**Short task 1:** Write out everything from "and thus his" down to "on disciplinary grounds." in the Delhi High Court order, copying it exactly.

**Selected extract:**
========

Citation : 2014 Latest Caselaw 3115 Del
Judgement Date : 15 July, 2014

Delhi High Court
Karoon Sem vs Union Of India And Anr on 15 July, 2014
$~7

*       IN THE HIGH COURT OF DELHI AT NEW DELHI
+       W.P.(C) 5237/2012
        KAROON SEM                                           ..... Petitioner
                           Through:      Mr.Sameer Jain, Advocate

                           versus

        UNION OF INDIA AND ANR                               ..... Respondent

                           Through:      Dr. Ashwani Bharadwaj, Advocate

        CORAM:
        HON'BLE MR. JUSTICE KAILASH GAMBHIR
        HON'BLE MR. JUSTICE NAJMI WAZIRI
                          ORDER
%                         15.07.2014

KAILASH GAMBHIR, J. (ORAL)


1. By this petition filed under Article 226 of the Constitution of India,

petitioner is seeking issuance of writ/direction or order directing the

respondents to provide the benefit of letter dated 3.10.2008 and 14.5.2009

to the petitioner and refund the amount paid by the petitioner towards the

cost of training along with interest.

2. Grievance of the petitioner in the present writ petition filed under

Article 226 of the Constitution of India is that he had joined the National

Defence Academy in June 2006 after having cleared the National

Defence Academy examination conducted by the UPSC and had paid an

amount of Rs.5,09,400/- towards the cost of training charges to the

Academy but was not reimbursed the said amount after his candidature

was withdrawn by the NDA on disciplinary grounds as per the settled

criteria.

3. The facts of the case are not in dispute. However to throw light on

the short controversy involved in the present case, it would be pertinent to

mention that the petitioner had joined the National Defence Academy,

Khadakwasla, Pune in June 2006 and started participating in the officers'

pre-commission training after having cleared the NDA examination. On

2nd February 2008 he was withdrawn by the NDA on disciplinary grounds

and thus his name was struck off from the list of selected candidates with

effect from 7th April 2008. The petitioner has however paid an amount of

Rs.5,09,400/- towards the cost of training charges as levied by the

Academy. On 3rd October 2008, respondent No. 1 , Ministry of Defence,

Government of India issued a letter that conveyed about discontinuing the

earlier policy of recovering the cost of training from the cadets who were

also withdrawn by the NDA on disciplinary grounds.

========

**Task inputs:**
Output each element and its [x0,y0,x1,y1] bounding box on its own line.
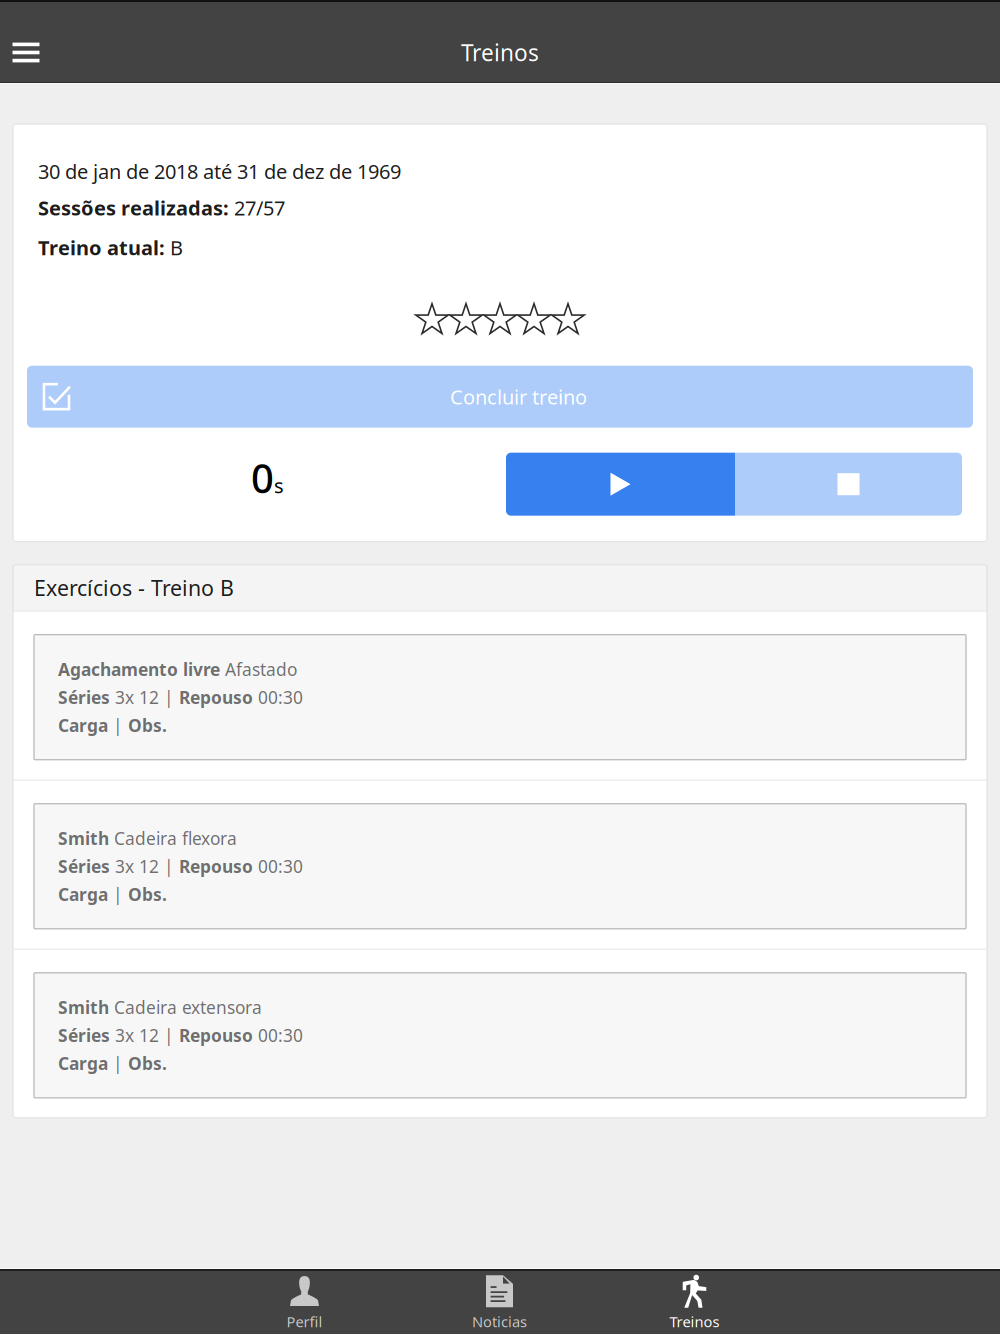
staticText: Perfil [286,1312,322,1331]
button[interactable]: Iniciar [506,453,735,516]
button[interactable]: Noticias [402,1270,597,1334]
button[interactable]: Parar [735,453,962,516]
staticText: Carga | Obs. [58,1052,167,1075]
button[interactable]: Smith Cadeira extensora [13,950,987,1118]
button[interactable]: Agachamento livre Afastado [13,612,987,780]
staticText: Séries 3x 12 | Repouso 00:30 [58,1024,303,1047]
staticText: Treinos [670,1312,720,1331]
staticText: 30 de jan de 2018 até 31 de dez de 1969 [38,158,401,185]
staticText: Treinos [461,37,539,68]
button[interactable]: Treinos [597,1270,792,1334]
staticText: Exercícios - Treino B [34,574,234,602]
staticText: Concluir treino [450,383,587,410]
button[interactable]: Perfil [207,1270,402,1334]
button[interactable]: Smith Cadeira flexora [13,781,987,949]
staticText: Séries 3x 12 | Repouso 00:30 [58,686,303,709]
staticText: Noticias [472,1312,527,1331]
staticText: Carga | Obs. [58,883,167,906]
staticText: 0s [251,451,284,504]
staticText: Carga | Obs. [58,714,167,737]
staticText: Treino atual: B [38,234,183,261]
button[interactable]: Menu [0,22,52,83]
staticText: Séries 3x 12 | Repouso 00:30 [58,855,303,878]
staticText: Smith Cadeira extensora [58,996,262,1019]
staticText: Sessões realizadas: 27/57 [38,195,285,221]
staticText: Smith Cadeira flexora [58,827,237,850]
button[interactable]: Concluir treino [27,366,973,428]
staticText: Agachamento livre Afastado [58,658,297,681]
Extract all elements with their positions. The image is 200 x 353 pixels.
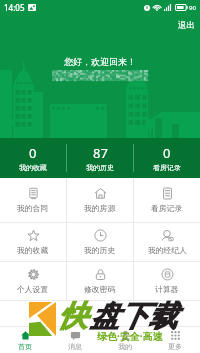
staticText: 修改密码 bbox=[84, 284, 116, 294]
staticText: 看房记录 bbox=[151, 203, 183, 213]
staticText: 14:05 bbox=[4, 2, 25, 13]
button[interactable]: 我的 bbox=[100, 327, 150, 353]
button[interactable]: 我的收藏 bbox=[0, 223, 66, 261]
staticText: 0 bbox=[163, 144, 171, 162]
staticText: 个人设置 bbox=[17, 284, 49, 294]
button[interactable]: 我的历史 bbox=[67, 223, 133, 261]
button[interactable]: 看房记录 bbox=[134, 178, 200, 222]
staticText: 90 bbox=[189, 4, 196, 12]
staticText: 首页 bbox=[18, 342, 32, 351]
button[interactable]: 计算器 bbox=[134, 262, 200, 300]
staticText: 我的收藏 bbox=[19, 163, 47, 172]
staticText: 0 bbox=[29, 144, 37, 162]
staticText: 快 bbox=[58, 298, 87, 335]
button[interactable]: 退出 bbox=[175, 19, 198, 32]
button[interactable]: 首页 bbox=[0, 327, 50, 353]
staticText: 退出 bbox=[178, 20, 195, 31]
button[interactable]: 0 bbox=[0, 138, 66, 178]
staticText: 更多 bbox=[168, 342, 182, 351]
button[interactable]: 87 bbox=[67, 138, 133, 178]
staticText: 我的收藏 bbox=[17, 245, 49, 255]
staticText: 盘下载 bbox=[90, 298, 177, 335]
button[interactable]: 我的合同 bbox=[0, 178, 66, 222]
button[interactable]: 个人设置 bbox=[0, 262, 66, 300]
staticText: 看房记录 bbox=[153, 163, 181, 172]
staticText: 消息 bbox=[68, 342, 82, 351]
staticText: 您好，欢迎回来！ bbox=[64, 56, 136, 67]
staticText: 87 bbox=[93, 144, 108, 162]
staticText: 我的 bbox=[118, 342, 132, 351]
staticText: 计算器 bbox=[155, 284, 179, 294]
staticText: 绿色·安全·高速 bbox=[97, 329, 163, 343]
button[interactable]: 修改密码 bbox=[67, 262, 133, 300]
button[interactable]: 消息 bbox=[50, 327, 100, 353]
button[interactable]: 更多 bbox=[150, 327, 200, 353]
staticText: 我的历史 bbox=[84, 245, 116, 255]
staticText: 我的房源 bbox=[84, 203, 116, 213]
staticText: 我的历史 bbox=[86, 163, 114, 172]
button[interactable]: 我的房源 bbox=[67, 178, 133, 222]
button[interactable]: 0 bbox=[134, 138, 200, 178]
staticText: 我的经纪人 bbox=[148, 245, 187, 255]
staticText: 我的合同 bbox=[17, 203, 49, 213]
button[interactable]: 我的经纪人 bbox=[134, 223, 200, 261]
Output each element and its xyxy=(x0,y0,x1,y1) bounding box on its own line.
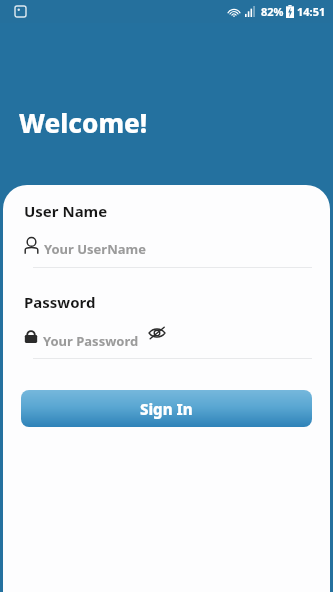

========

**Short task 2:** In the rows, take everything from the line that contains "staticText: 修改密码 bbox=[84, 284, 116, 294]" down to the line that contains "staticText: 我的收藏 bbox=[19, 163, 47, 172]", both included, and lay those lines out as a numbered list, leaving out any blank lines.

**Task solution 1:**
and thus his name was struck off from the list of selected candidates with

effect from 7th April 2008. The petitioner has however paid an amount of

Rs.5,09,400/- towards the cost of training charges as levied by the

Academy. On 3rd October 2008, respondent No. 1 , Ministry of Defence,

Government of India issued a letter that conveyed about discontinuing the

earlier policy of recovering the cost of training from the cadets who were

also withdrawn by the NDA on disciplinary grounds.

**Task solution 2:**
1. staticText: 修改密码 bbox=[84, 284, 116, 294]
2. staticText: 看房记录 bbox=[151, 203, 183, 213]
3. staticText: 14:05 bbox=[4, 2, 25, 13]
4. button[interactable]: 我的 bbox=[100, 327, 150, 353]
5. button[interactable]: 我的收藏 bbox=[0, 223, 66, 261]
6. staticText: 0 bbox=[163, 144, 171, 162]
7. staticText: 个人设置 bbox=[17, 284, 49, 294]
8. button[interactable]: 我的历史 bbox=[67, 223, 133, 261]
9. button[interactable]: 看房记录 bbox=[134, 178, 200, 222]
10. staticText: 90 bbox=[189, 4, 196, 12]
11. staticText: 首页 bbox=[18, 342, 32, 351]
12. button[interactable]: 计算器 bbox=[134, 262, 200, 300]
13. staticText: 我的收藏 bbox=[19, 163, 47, 172]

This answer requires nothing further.